**Set exercise:**
Pull out every line below holding the word "time".

**Listed entries:**

** START **

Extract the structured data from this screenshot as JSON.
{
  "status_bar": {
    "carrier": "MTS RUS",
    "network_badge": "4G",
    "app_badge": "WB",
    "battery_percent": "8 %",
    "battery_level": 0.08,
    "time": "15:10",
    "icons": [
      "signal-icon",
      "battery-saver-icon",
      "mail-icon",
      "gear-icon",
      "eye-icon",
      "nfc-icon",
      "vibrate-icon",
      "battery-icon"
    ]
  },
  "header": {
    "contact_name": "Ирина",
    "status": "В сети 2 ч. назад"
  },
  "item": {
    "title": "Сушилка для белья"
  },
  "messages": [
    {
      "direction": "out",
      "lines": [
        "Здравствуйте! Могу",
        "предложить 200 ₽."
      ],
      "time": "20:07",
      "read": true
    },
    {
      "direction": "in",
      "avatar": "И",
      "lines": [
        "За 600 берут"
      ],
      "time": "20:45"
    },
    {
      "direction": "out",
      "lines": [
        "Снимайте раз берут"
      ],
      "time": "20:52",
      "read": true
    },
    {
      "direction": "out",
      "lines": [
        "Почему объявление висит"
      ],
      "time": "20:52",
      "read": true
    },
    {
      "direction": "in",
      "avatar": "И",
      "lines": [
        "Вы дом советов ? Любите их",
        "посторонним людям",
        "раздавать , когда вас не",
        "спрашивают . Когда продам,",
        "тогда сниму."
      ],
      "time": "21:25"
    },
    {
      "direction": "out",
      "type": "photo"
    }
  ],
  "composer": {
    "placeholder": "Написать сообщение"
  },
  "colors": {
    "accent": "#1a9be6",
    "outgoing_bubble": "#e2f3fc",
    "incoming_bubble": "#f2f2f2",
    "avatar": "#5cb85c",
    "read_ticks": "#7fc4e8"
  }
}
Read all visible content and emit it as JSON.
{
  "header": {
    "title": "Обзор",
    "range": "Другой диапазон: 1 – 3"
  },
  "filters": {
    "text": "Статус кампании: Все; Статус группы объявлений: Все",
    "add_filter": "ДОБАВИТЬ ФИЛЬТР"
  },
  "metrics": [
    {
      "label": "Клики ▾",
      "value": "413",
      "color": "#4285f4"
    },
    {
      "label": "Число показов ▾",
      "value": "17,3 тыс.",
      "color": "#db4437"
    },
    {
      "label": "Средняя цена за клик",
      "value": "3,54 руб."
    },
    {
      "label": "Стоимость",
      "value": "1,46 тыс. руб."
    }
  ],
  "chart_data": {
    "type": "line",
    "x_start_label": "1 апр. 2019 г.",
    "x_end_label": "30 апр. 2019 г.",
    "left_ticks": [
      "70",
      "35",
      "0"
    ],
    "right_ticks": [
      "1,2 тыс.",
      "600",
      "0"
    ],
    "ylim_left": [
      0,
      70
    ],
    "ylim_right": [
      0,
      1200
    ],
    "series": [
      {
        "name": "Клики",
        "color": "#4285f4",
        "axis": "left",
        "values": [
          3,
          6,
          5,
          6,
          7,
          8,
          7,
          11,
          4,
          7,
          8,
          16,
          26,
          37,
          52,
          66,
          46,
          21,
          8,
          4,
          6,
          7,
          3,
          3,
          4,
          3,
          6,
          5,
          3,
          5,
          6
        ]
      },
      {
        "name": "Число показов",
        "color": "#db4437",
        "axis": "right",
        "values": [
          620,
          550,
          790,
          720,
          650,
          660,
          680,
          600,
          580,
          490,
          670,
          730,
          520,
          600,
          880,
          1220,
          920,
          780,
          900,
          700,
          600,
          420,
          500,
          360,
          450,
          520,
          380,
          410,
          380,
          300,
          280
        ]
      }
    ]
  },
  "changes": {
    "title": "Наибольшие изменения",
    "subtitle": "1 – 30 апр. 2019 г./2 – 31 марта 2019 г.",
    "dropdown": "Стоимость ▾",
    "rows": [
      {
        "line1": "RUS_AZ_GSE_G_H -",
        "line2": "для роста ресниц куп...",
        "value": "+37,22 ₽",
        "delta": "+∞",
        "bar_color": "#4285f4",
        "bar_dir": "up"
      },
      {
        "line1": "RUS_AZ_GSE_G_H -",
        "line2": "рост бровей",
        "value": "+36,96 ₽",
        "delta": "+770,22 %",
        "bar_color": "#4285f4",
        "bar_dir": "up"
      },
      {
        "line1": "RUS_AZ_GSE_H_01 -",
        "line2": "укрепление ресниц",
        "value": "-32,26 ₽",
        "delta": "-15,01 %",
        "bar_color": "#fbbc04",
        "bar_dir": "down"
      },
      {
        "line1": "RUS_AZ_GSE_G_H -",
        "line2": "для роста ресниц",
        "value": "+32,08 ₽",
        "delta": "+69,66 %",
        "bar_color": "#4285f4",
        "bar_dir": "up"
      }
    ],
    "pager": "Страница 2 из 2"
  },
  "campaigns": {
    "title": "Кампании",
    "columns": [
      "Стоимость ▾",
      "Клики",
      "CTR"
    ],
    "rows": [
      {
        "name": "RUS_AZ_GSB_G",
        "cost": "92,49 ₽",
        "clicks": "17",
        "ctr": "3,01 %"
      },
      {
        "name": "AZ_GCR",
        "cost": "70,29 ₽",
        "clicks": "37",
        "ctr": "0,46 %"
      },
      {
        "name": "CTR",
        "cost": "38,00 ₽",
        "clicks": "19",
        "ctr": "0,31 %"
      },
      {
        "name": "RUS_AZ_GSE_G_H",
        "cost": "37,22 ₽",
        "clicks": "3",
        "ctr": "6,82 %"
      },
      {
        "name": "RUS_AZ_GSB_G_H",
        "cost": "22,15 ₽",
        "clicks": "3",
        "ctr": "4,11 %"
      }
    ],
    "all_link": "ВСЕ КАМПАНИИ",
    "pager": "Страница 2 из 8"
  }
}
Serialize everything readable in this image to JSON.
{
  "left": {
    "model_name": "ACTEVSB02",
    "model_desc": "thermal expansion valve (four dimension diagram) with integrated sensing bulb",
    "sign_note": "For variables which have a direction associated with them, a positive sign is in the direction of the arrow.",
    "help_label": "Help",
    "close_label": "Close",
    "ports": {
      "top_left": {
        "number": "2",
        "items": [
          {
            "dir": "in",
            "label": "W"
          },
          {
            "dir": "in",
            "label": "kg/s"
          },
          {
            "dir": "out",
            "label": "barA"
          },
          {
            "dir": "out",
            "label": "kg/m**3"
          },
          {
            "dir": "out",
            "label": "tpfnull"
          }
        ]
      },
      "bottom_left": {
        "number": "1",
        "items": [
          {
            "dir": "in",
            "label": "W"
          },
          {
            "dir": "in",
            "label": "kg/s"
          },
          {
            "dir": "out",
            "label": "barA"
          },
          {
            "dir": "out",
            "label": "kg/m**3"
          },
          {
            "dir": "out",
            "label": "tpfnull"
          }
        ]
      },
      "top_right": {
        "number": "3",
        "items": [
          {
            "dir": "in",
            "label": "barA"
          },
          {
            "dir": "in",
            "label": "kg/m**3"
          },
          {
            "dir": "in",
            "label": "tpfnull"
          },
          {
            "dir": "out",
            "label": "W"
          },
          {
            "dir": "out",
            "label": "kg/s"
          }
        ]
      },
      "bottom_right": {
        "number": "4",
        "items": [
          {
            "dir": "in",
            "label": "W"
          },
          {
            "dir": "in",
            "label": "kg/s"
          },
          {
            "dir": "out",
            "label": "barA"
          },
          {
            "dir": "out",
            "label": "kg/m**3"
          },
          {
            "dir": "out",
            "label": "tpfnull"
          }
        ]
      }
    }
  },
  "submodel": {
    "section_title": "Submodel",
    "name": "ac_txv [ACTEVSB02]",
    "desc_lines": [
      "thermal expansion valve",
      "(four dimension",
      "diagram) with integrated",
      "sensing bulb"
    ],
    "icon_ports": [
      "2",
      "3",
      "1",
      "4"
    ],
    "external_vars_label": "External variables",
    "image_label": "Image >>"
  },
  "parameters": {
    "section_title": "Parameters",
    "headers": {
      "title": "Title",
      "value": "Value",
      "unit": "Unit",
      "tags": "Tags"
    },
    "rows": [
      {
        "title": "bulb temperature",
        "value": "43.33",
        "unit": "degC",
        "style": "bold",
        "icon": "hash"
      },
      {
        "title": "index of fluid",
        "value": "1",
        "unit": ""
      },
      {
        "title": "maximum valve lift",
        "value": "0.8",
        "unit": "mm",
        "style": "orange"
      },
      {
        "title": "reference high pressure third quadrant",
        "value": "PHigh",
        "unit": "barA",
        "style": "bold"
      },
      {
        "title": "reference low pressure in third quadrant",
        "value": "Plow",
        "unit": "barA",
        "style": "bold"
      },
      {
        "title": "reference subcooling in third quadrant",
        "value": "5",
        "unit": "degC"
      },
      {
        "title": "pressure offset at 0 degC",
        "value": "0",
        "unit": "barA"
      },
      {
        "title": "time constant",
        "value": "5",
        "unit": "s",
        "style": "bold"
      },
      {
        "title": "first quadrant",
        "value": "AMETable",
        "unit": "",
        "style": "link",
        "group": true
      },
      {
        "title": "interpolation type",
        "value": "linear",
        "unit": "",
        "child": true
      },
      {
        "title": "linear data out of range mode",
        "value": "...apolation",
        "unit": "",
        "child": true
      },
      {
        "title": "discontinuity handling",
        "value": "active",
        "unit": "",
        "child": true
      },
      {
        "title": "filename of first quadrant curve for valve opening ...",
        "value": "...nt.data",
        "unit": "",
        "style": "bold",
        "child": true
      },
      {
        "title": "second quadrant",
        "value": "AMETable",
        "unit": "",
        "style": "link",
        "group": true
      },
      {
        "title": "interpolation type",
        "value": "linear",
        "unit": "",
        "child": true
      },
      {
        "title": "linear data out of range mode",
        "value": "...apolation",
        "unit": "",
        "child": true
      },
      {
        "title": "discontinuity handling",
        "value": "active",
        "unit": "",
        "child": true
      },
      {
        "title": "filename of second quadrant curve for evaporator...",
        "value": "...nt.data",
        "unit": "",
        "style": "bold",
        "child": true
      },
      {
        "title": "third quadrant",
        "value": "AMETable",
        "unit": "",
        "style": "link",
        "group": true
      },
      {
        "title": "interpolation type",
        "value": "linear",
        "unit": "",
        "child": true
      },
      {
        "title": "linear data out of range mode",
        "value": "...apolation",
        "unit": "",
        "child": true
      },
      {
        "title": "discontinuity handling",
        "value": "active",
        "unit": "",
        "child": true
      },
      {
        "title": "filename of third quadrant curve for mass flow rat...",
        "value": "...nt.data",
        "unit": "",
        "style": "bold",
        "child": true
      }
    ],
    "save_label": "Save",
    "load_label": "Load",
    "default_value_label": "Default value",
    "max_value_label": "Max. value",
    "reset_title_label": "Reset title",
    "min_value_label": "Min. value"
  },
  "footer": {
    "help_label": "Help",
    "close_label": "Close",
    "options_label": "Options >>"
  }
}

** END **

**Full output:**
    "time": "15:10",
      "time": "20:07",
      "time": "20:45"
      "time": "20:52",
      "time": "20:52",
      "time": "21:25"
        "title": "time constant",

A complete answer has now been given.